**Exercise directions:** Set each line of the data down exactly, please.

**Material provided:**
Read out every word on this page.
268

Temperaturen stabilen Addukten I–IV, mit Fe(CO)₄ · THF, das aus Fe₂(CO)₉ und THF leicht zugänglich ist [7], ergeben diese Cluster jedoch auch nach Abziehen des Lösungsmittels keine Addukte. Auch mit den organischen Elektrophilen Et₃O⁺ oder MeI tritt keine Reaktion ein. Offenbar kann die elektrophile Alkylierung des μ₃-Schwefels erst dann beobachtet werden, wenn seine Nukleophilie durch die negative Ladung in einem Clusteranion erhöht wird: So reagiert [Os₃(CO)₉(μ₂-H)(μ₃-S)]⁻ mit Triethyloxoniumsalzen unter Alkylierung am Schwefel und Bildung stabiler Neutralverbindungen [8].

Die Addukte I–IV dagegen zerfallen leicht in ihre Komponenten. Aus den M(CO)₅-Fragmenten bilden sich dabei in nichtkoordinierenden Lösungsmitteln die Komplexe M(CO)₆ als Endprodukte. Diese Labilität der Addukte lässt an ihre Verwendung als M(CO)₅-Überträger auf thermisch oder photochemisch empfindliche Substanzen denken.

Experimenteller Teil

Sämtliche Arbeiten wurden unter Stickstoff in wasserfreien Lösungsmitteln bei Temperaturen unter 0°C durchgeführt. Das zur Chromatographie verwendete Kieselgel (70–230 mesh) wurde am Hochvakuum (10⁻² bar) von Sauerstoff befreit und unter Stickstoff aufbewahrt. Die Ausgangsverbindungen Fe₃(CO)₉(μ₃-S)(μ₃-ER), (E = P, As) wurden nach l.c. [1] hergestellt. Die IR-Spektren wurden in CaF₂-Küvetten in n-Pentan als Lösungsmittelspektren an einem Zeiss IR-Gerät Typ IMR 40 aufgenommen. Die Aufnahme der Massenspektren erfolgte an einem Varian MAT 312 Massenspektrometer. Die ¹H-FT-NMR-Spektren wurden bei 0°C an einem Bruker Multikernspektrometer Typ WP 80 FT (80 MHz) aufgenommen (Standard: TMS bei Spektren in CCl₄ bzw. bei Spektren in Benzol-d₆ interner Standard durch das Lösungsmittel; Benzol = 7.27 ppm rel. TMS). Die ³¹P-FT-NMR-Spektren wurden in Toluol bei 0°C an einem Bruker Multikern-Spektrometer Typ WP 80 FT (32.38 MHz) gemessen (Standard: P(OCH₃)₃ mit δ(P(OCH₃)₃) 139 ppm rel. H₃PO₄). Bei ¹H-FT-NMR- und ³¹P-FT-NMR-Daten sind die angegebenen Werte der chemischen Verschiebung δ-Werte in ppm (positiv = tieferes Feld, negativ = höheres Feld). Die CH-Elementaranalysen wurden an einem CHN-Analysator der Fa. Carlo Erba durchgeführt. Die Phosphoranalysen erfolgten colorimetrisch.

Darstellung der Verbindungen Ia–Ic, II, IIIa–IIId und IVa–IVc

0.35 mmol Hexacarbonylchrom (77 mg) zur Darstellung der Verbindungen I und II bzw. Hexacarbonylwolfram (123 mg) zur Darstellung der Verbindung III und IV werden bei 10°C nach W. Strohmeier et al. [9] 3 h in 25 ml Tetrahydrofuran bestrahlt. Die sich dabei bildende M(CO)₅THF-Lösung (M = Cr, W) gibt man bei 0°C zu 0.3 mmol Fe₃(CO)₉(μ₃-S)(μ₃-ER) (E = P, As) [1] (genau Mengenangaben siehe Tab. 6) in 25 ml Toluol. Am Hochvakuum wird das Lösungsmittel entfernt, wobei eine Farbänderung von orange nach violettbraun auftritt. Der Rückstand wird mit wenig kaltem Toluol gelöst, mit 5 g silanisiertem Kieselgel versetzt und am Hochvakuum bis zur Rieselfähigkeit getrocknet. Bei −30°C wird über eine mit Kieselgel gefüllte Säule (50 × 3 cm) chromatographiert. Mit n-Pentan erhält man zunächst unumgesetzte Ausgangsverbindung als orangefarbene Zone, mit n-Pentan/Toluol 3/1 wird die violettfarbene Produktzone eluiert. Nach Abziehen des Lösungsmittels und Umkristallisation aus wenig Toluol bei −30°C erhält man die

**Answer section:**
Read out every word on this page.
268

Temperaturen stabilen Addukten I–IV, mit Fe(CO)₄ · THF, das aus Fe₂(CO)₉ und THF leicht zugänglich ist [7], ergeben diese Cluster jedoch auch nach Abziehen des Lösungsmittels keine Addukte. Auch mit den organischen Elektrophilen Et₃O⁺ oder MeI tritt keine Reaktion ein. Offenbar kann die elektrophile Alkylierung des μ₃-Schwefels erst dann beobachtet werden, wenn seine Nukleophilie durch die negative Ladung in einem Clusteranion erhöht wird: So reagiert [Os₃(CO)₉(μ₂-H)(μ₃-S)]⁻ mit Triethyloxoniumsalzen unter Alkylierung am Schwefel und Bildung stabiler Neutralverbindungen [8].

Die Addukte I–IV dagegen zerfallen leicht in ihre Komponenten. Aus den M(CO)₅-Fragmenten bilden sich dabei in nichtkoordinierenden Lösungsmitteln die Komplexe M(CO)₆ als Endprodukte. Diese Labilität der Addukte lässt an ihre Verwendung als M(CO)₅-Überträger auf thermisch oder photochemisch empfindliche Substanzen denken.

Experimenteller Teil

Sämtliche Arbeiten wurden unter Stickstoff in wasserfreien Lösungsmitteln bei Temperaturen unter 0°C durchgeführt. Das zur Chromatographie verwendete Kieselgel (70–230 mesh) wurde am Hochvakuum (10⁻² bar) von Sauerstoff befreit und unter Stickstoff aufbewahrt. Die Ausgangsverbindungen Fe₃(CO)₉(μ₃-S)(μ₃-ER), (E = P, As) wurden nach l.c. [1] hergestellt. Die IR-Spektren wurden in CaF₂-Küvetten in n-Pentan als Lösungsmittelspektren an einem Zeiss IR-Gerät Typ IMR 40 aufgenommen. Die Aufnahme der Massenspektren erfolgte an einem Varian MAT 312 Massenspektrometer. Die ¹H-FT-NMR-Spektren wurden bei 0°C an einem Bruker Multikernspektrometer Typ WP 80 FT (80 MHz) aufgenommen (Standard: TMS bei Spektren in CCl₄ bzw. bei Spektren in Benzol-d₆ interner Standard durch das Lösungsmittel; Benzol = 7.27 ppm rel. TMS). Die ³¹P-FT-NMR-Spektren wurden in Toluol bei 0°C an einem Bruker Multikern-Spektrometer Typ WP 80 FT (32.38 MHz) gemessen (Standard: P(OCH₃)₃ mit δ(P(OCH₃)₃) 139 ppm rel. H₃PO₄). Bei ¹H-FT-NMR- und ³¹P-FT-NMR-Daten sind die angegebenen Werte der chemischen Verschiebung δ-Werte in ppm (positiv = tieferes Feld, negativ = höheres Feld). Die CH-Elementaranalysen wurden an einem CHN-Analysator der Fa. Carlo Erba durchgeführt. Die Phosphoranalysen erfolgten colorimetrisch.

Darstellung der Verbindungen Ia–Ic, II, IIIa–IIId und IVa–IVc

0.35 mmol Hexacarbonylchrom (77 mg) zur Darstellung der Verbindungen I und II bzw. Hexacarbonylwolfram (123 mg) zur Darstellung der Verbindung III und IV werden bei 10°C nach W. Strohmeier et al. [9] 3 h in 25 ml Tetrahydrofuran bestrahlt. Die sich dabei bildende M(CO)₅THF-Lösung (M = Cr, W) gibt man bei 0°C zu 0.3 mmol Fe₃(CO)₉(μ₃-S)(μ₃-ER) (E = P, As) [1] (genau Mengenangaben siehe Tab. 6) in 25 ml Toluol. Am Hochvakuum wird das Lösungsmittel entfernt, wobei eine Farbänderung von orange nach violettbraun auftritt. Der Rückstand wird mit wenig kaltem Toluol gelöst, mit 5 g silanisiertem Kieselgel versetzt und am Hochvakuum bis zur Rieselfähigkeit getrocknet. Bei −30°C wird über eine mit Kieselgel gefüllte Säule (50 × 3 cm) chromatographiert. Mit n-Pentan erhält man zunächst unumgesetzte Ausgangsverbindung als orangefarbene Zone, mit n-Pentan/Toluol 3/1 wird die violettfarbene Produktzone eluiert. Nach Abziehen des Lösungsmittels und Umkristallisation aus wenig Toluol bei −30°C erhält man die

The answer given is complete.